» OBJECTIVE: Copy the rows below verbatim, from the line containing "578, 1159, 597]" up to and including the line containing "active-tab-indicator: [519, 448, 576, 452]".

» RECORDS FOR THIS EXERCISE:
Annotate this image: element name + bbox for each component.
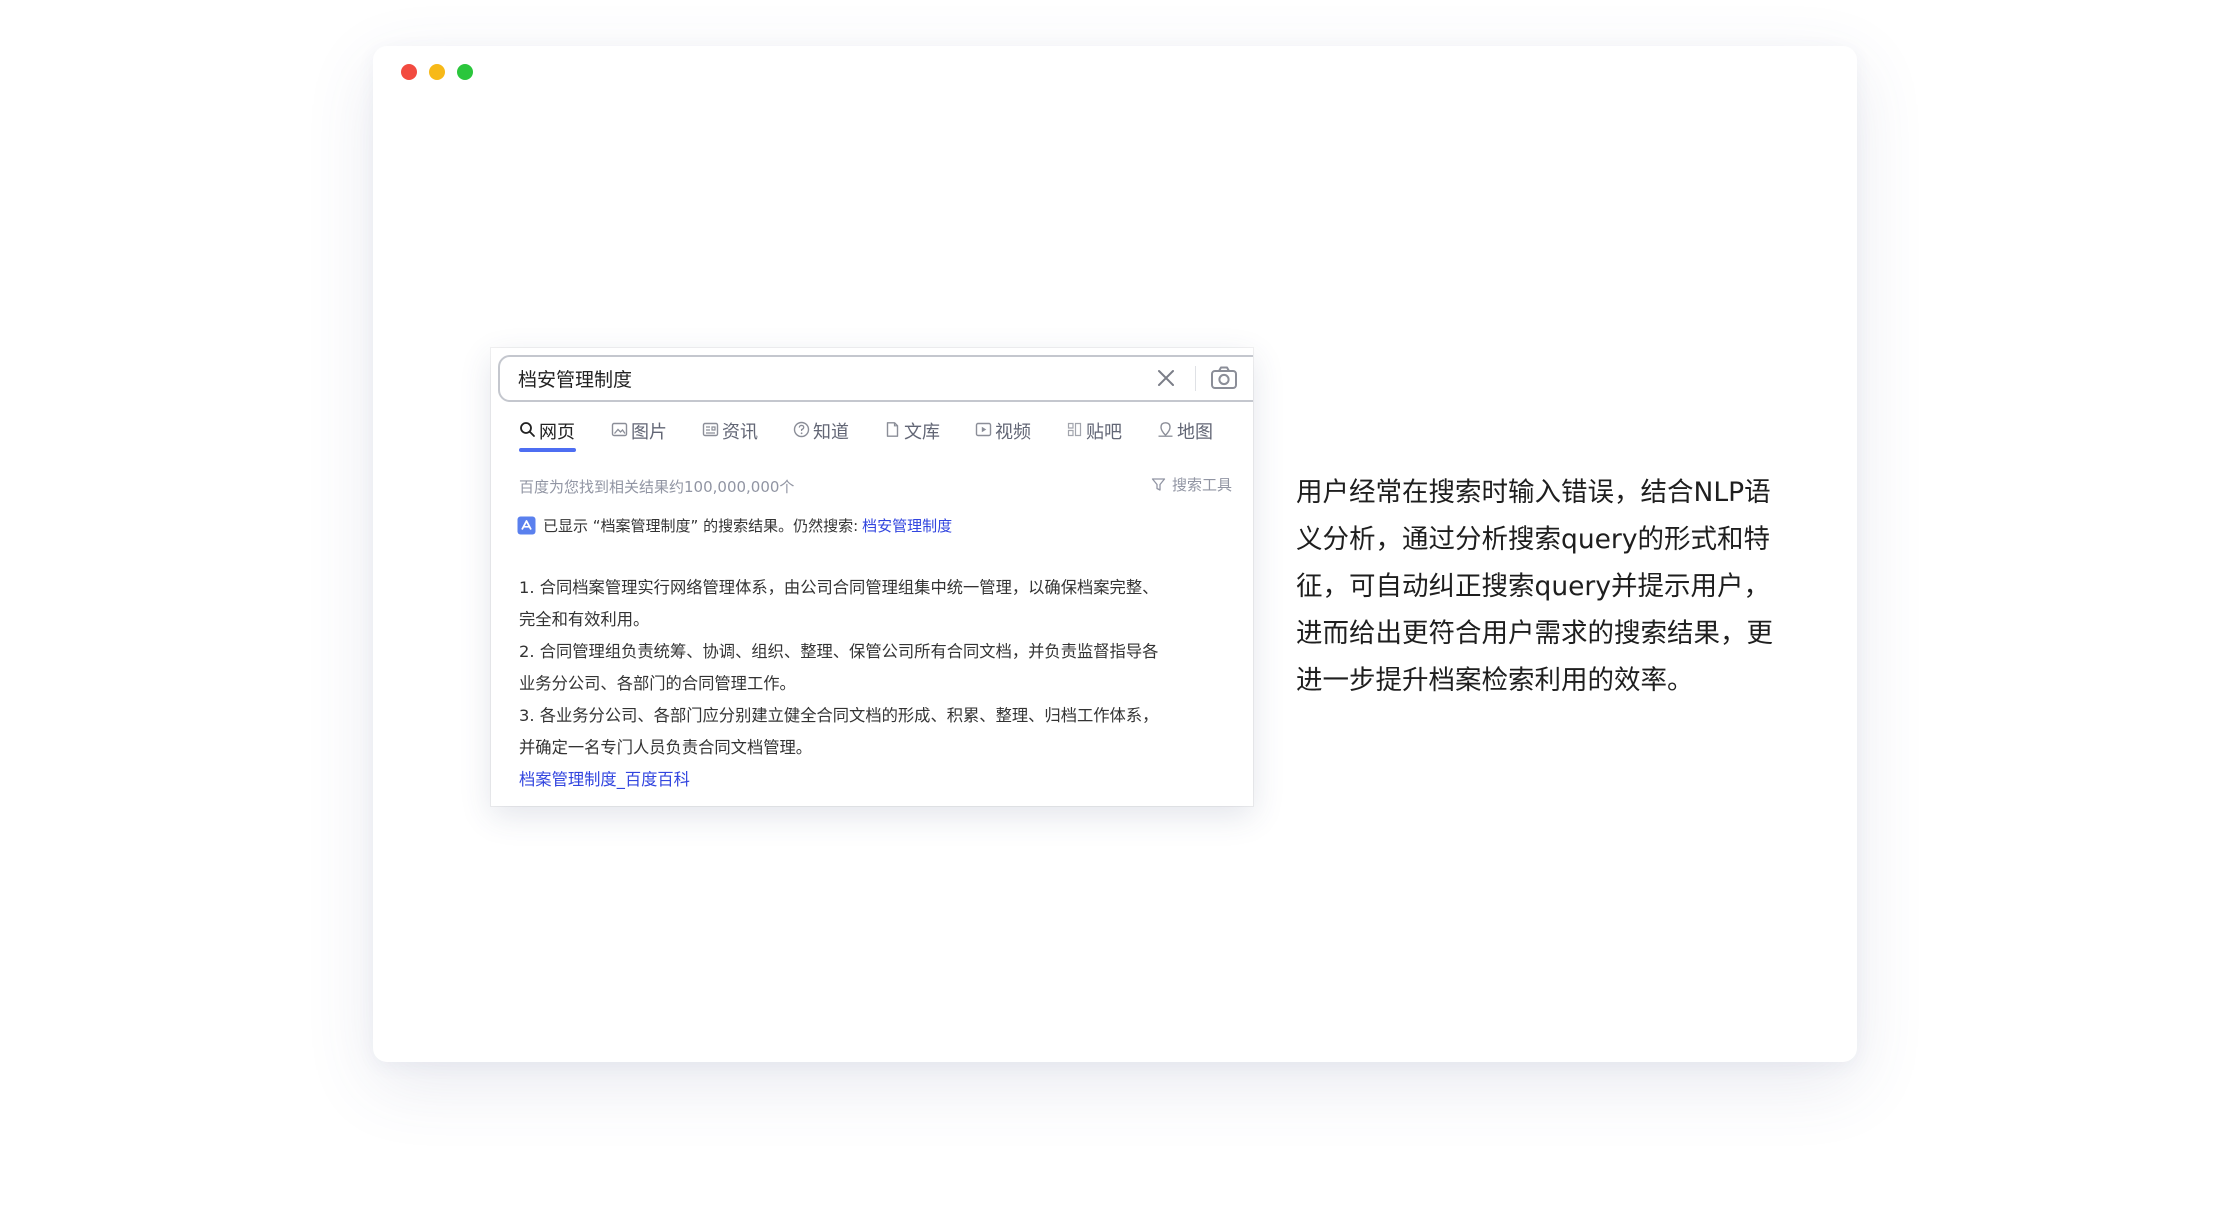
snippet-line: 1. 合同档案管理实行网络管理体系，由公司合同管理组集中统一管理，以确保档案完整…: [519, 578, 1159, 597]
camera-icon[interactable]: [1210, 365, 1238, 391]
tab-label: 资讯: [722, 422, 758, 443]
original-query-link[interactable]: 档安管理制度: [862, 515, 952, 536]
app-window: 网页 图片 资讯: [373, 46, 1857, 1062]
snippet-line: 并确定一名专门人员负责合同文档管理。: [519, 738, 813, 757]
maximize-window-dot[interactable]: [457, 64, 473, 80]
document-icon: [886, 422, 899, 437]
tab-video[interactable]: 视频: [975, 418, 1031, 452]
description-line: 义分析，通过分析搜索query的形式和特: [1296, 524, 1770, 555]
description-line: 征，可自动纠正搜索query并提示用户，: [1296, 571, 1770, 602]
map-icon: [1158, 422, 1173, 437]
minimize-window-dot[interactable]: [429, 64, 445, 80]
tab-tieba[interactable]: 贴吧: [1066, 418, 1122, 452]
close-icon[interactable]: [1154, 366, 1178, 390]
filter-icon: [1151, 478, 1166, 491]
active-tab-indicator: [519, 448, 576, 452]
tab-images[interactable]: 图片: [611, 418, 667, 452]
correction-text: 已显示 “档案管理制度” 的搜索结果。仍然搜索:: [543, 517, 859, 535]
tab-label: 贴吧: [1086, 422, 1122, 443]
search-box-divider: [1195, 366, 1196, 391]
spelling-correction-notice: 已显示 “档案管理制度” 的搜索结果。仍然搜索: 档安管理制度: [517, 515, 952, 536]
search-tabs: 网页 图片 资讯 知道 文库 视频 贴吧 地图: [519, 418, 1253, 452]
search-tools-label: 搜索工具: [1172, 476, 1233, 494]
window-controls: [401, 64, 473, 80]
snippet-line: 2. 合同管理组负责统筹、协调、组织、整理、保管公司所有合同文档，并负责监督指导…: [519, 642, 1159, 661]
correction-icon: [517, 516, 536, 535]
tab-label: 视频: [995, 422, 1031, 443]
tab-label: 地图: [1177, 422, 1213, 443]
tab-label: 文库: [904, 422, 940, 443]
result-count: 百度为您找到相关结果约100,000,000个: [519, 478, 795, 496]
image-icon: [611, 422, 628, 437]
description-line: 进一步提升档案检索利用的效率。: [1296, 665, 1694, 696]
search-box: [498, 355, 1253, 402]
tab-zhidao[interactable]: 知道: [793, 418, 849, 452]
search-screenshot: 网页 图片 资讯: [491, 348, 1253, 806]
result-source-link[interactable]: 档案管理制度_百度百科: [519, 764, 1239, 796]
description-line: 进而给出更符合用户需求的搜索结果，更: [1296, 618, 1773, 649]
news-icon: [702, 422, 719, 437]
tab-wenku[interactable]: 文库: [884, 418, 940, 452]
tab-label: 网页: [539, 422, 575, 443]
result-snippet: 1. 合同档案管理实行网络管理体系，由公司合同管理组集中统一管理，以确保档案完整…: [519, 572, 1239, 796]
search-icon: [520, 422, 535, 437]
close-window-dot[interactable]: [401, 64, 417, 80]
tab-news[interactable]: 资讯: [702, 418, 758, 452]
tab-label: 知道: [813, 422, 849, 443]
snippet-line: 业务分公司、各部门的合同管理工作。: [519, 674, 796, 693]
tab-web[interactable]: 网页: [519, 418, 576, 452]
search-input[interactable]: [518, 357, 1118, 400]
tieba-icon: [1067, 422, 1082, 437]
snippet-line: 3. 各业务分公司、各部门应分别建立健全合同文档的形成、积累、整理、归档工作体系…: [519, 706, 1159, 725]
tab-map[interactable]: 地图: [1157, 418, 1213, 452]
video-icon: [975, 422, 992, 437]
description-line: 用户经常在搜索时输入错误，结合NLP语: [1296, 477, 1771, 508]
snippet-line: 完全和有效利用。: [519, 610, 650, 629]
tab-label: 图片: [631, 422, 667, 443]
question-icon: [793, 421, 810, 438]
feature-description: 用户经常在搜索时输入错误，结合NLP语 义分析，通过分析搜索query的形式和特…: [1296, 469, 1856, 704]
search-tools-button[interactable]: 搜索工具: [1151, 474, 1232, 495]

» ANSWER BELOW:
snippet-line: 1. 合同档案管理实行网络管理体系，由公司合同管理组集中统一管理，以确保档案完整…: [519, 578, 1159, 597]
camera-icon[interactable]: [1210, 365, 1238, 391]
tab-label: 资讯: [722, 422, 758, 443]
original-query-link[interactable]: 档安管理制度: [862, 515, 952, 536]
app-window: 网页 图片 资讯: [373, 46, 1857, 1062]
snippet-line: 并确定一名专门人员负责合同文档管理。: [519, 738, 813, 757]
maximize-window-dot[interactable]: [457, 64, 473, 80]
document-icon: [886, 422, 899, 437]
tab-video[interactable]: 视频: [975, 418, 1031, 452]
description-line: 义分析，通过分析搜索query的形式和特: [1296, 524, 1770, 555]
description-line: 征，可自动纠正搜索query并提示用户，: [1296, 571, 1770, 602]
map-icon: [1158, 422, 1173, 437]
minimize-window-dot[interactable]: [429, 64, 445, 80]
tab-tieba[interactable]: 贴吧: [1066, 418, 1122, 452]
close-icon[interactable]: [1154, 366, 1178, 390]
filter-icon: [1151, 478, 1166, 491]
active-tab-indicator: [519, 448, 576, 452]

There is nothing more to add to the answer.